--- start Available data ---
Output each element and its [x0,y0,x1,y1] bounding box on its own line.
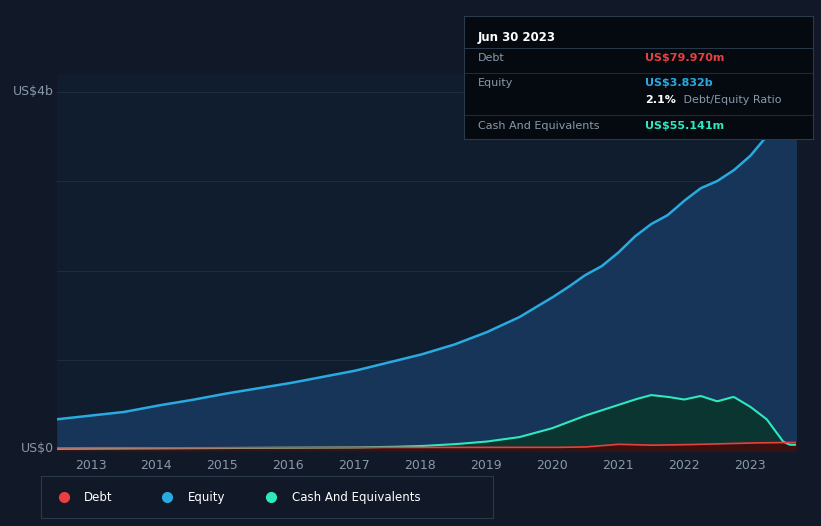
Text: Equity: Equity [478,77,513,87]
Text: US$0: US$0 [21,442,54,455]
Text: Cash And Equivalents: Cash And Equivalents [478,121,599,131]
Text: Equity: Equity [188,491,225,503]
Text: US$4b: US$4b [13,85,54,98]
Text: US$79.970m: US$79.970m [645,53,725,63]
Text: Jun 30 2023: Jun 30 2023 [478,31,556,44]
Text: US$3.832b: US$3.832b [645,77,713,87]
Text: US$55.141m: US$55.141m [645,121,724,131]
Text: Debt: Debt [84,491,112,503]
Text: 2.1%: 2.1% [645,95,677,105]
Text: Cash And Equivalents: Cash And Equivalents [291,491,420,503]
Text: Debt/Equity Ratio: Debt/Equity Ratio [680,95,782,105]
Text: Debt: Debt [478,53,505,63]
--- end Available data ---
Set problem: Write out the lines above word for word, beginning at the line that contains "Text: Equity: Equity [478,77,513,87]" and stopping after the line that contains "Text: Debt: Debt [84,491,112,503]".

Answer:
Text: Equity: Equity [478,77,513,87]
Text: US$0: US$0 [21,442,54,455]
Text: Cash And Equivalents: Cash And Equivalents [478,121,599,131]
Text: Equity: Equity [188,491,225,503]
Text: US$4b: US$4b [13,85,54,98]
Text: US$79.970m: US$79.970m [645,53,725,63]
Text: Jun 30 2023: Jun 30 2023 [478,31,556,44]
Text: US$3.832b: US$3.832b [645,77,713,87]
Text: US$55.141m: US$55.141m [645,121,724,131]
Text: Debt: Debt [84,491,112,503]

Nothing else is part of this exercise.